# start of EXERCISE INPUTS

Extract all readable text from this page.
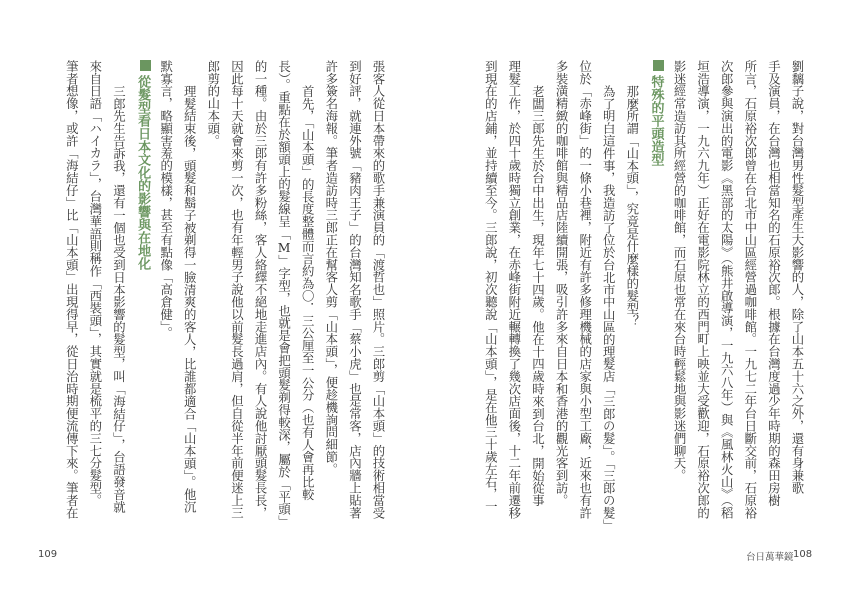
張客人從日本帶來的歌手兼演員的「渡哲也」照片。三郎剪「山本頭」的技術相當受
到好評，就連外號「豬肉王子」的台灣知名歌手「蔡小虎」也是常客，店內牆上貼著
許多簽名海報。筆者造訪時三郎正在幫客人剪「山本頭」，便趁機詢問細節。
首先，「山本頭」的長度整體而言約為〇．三公厘至一公分（也有人會再比較
長）。重點在於額頭上的髮線呈「M」字型，也就是會把頭髮剃得較深，屬於「平頭」
的一種。由於三郎有許多粉絲，客人絡繹不絕地走進店內。有人說他討厭頭髮長長，
因此每十天就會來剪一次，也有年輕男子說他以前髮長過肩，但自從半年前便迷上三
郎剪的山本頭。
理髮結束後，頭髮和鬍子被剃得一臉清爽的客人，比誰都適合「山本頭」。他沉
默寡言，略顯害羞的模樣，甚至有點像「高倉健」。
從髮型看日本文化的影響與在地化
三郎先生告訴我，還有一個也受到日本影響的髮型，叫「海結仔」，台語發音就
來自日語「ハイカラ」，台灣華語則稱作「西裝頭」，其實就是梳平的三七分髮型。
筆者想像，或許「海結仔」比「山本頭」出現得早，從日治時期便流傳下來。筆者在
109
劉黐子說，對台灣男性髮型產生大影響的人，除了山本五十六之外，還有身兼歌
手及演員，在台灣也相當知名的石原裕次郎。根據在台灣度過少年時期的森田房樹
所言，石原裕次郎曾在台北市中山區經營過咖啡館。一九七二年台日斷交前，石原裕
次郎參與演出的電影《黑部的太陽》（熊井啟導演，一九六八年）與《風林火山》（稻
垣浩導演，一九六九年）正好在電影院林立的西門町上映並大受歡迎，石原裕次郎的
影迷經常造訪其所經營的咖啡館，而石原也常在來台時輕鬆地與影迷們聊天。
特殊的平頭造型
那麼所謂「山本頭」，究竟是什麼樣的髮型？
為了明白這件事，我造訪了位於台北市中山區的理髮店「三郎の髮」。「三郎の髮」
位於「赤峰街」的一條小巷裡，附近有許多修理機械的店家與小型工廠，近來也有許
多裝潢精緻的咖啡館與精品店陸續開張，吸引許多來自日本和香港的觀光客到訪。
老闆三郎先生於台中出生，現年七十四歲。他在十四歲時來到台北，開始從事
理髮工作，於四十歲時獨立創業，在赤峰街附近輾轉換了幾次店面後，十二年前遷移
到現在的店鋪，並持續至今。三郎說，初次聽說「山本頭」，是在他三十歲左右，一
台日萬華鏡 108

# end of EXERCISE INPUTS

■ **WORK REQUIRED**
Exclude the pictures, and transcribe all of the material exactly.

■ **COMPLETE RESPONSE**
Extract all readable text from this page.
張客人從日本帶來的歌手兼演員的「渡哲也」照片。三郎剪「山本頭」的技術相當受
到好評，就連外號「豬肉王子」的台灣知名歌手「蔡小虎」也是常客，店內牆上貼著
許多簽名海報。筆者造訪時三郎正在幫客人剪「山本頭」，便趁機詢問細節。
首先，「山本頭」的長度整體而言約為〇．三公厘至一公分（也有人會再比較
長）。重點在於額頭上的髮線呈「M」字型，也就是會把頭髮剃得較深，屬於「平頭」
的一種。由於三郎有許多粉絲，客人絡繹不絕地走進店內。有人說他討厭頭髮長長，
因此每十天就會來剪一次，也有年輕男子說他以前髮長過肩，但自從半年前便迷上三
郎剪的山本頭。
理髮結束後，頭髮和鬍子被剃得一臉清爽的客人，比誰都適合「山本頭」。他沉
默寡言，略顯害羞的模樣，甚至有點像「高倉健」。
從髮型看日本文化的影響與在地化
三郎先生告訴我，還有一個也受到日本影響的髮型，叫「海結仔」，台語發音就
來自日語「ハイカラ」，台灣華語則稱作「西裝頭」，其實就是梳平的三七分髮型。
筆者想像，或許「海結仔」比「山本頭」出現得早，從日治時期便流傳下來。筆者在
109
劉黐子說，對台灣男性髮型產生大影響的人，除了山本五十六之外，還有身兼歌
手及演員，在台灣也相當知名的石原裕次郎。根據在台灣度過少年時期的森田房樹
所言，石原裕次郎曾在台北市中山區經營過咖啡館。一九七二年台日斷交前，石原裕
次郎參與演出的電影《黑部的太陽》（熊井啟導演，一九六八年）與《風林火山》（稻
垣浩導演，一九六九年）正好在電影院林立的西門町上映並大受歡迎，石原裕次郎的
影迷經常造訪其所經營的咖啡館，而石原也常在來台時輕鬆地與影迷們聊天。
特殊的平頭造型
那麼所謂「山本頭」，究竟是什麼樣的髮型？
為了明白這件事，我造訪了位於台北市中山區的理髮店「三郎の髮」。「三郎の髮」
位於「赤峰街」的一條小巷裡，附近有許多修理機械的店家與小型工廠，近來也有許
多裝潢精緻的咖啡館與精品店陸續開張，吸引許多來自日本和香港的觀光客到訪。
老闆三郎先生於台中出生，現年七十四歲。他在十四歲時來到台北，開始從事
理髮工作，於四十歲時獨立創業，在赤峰街附近輾轉換了幾次店面後，十二年前遷移
到現在的店鋪，並持續至今。三郎說，初次聽說「山本頭」，是在他三十歲左右，一
台日萬華鏡 108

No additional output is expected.